* _WORK TO BE COMPLETED_
Copy out the entries below in full and exactly.

Items from a dataset:

★ ★ ★

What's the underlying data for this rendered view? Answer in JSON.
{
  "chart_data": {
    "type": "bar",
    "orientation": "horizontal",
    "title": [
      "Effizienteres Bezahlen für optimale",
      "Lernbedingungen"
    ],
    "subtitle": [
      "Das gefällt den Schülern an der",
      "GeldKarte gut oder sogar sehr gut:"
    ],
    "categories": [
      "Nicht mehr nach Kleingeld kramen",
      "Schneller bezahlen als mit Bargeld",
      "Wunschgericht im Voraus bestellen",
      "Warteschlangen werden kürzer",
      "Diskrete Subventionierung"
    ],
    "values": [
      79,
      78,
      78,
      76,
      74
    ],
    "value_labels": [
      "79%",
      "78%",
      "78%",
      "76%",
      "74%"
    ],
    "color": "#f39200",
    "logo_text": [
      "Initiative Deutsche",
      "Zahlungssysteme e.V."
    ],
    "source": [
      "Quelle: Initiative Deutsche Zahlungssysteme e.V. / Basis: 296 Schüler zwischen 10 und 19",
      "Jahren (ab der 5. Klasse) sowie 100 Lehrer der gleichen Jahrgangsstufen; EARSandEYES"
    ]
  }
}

★ ★ ★

* _TASK RESULT_
What's the underlying data for this rendered view? Answer in JSON.
{
  "chart_data": {
    "type": "bar",
    "orientation": "horizontal",
    "title": [
      "Effizienteres Bezahlen für optimale",
      "Lernbedingungen"
    ],
    "subtitle": [
      "Das gefällt den Schülern an der",
      "GeldKarte gut oder sogar sehr gut:"
    ],
    "categories": [
      "Nicht mehr nach Kleingeld kramen",
      "Schneller bezahlen als mit Bargeld",
      "Wunschgericht im Voraus bestellen",
      "Warteschlangen werden kürzer",
      "Diskrete Subventionierung"
    ],
    "values": [
      79,
      78,
      78,
      76,
      74
    ],
    "value_labels": [
      "79%",
      "78%",
      "78%",
      "76%",
      "74%"
    ],
    "color": "#f39200",
    "logo_text": [
      "Initiative Deutsche",
      "Zahlungssysteme e.V."
    ],
    "source": [
      "Quelle: Initiative Deutsche Zahlungssysteme e.V. / Basis: 296 Schüler zwischen 10 und 19",
      "Jahren (ab der 5. Klasse) sowie 100 Lehrer der gleichen Jahrgangsstufen; EARSandEYES"
    ]
  }
}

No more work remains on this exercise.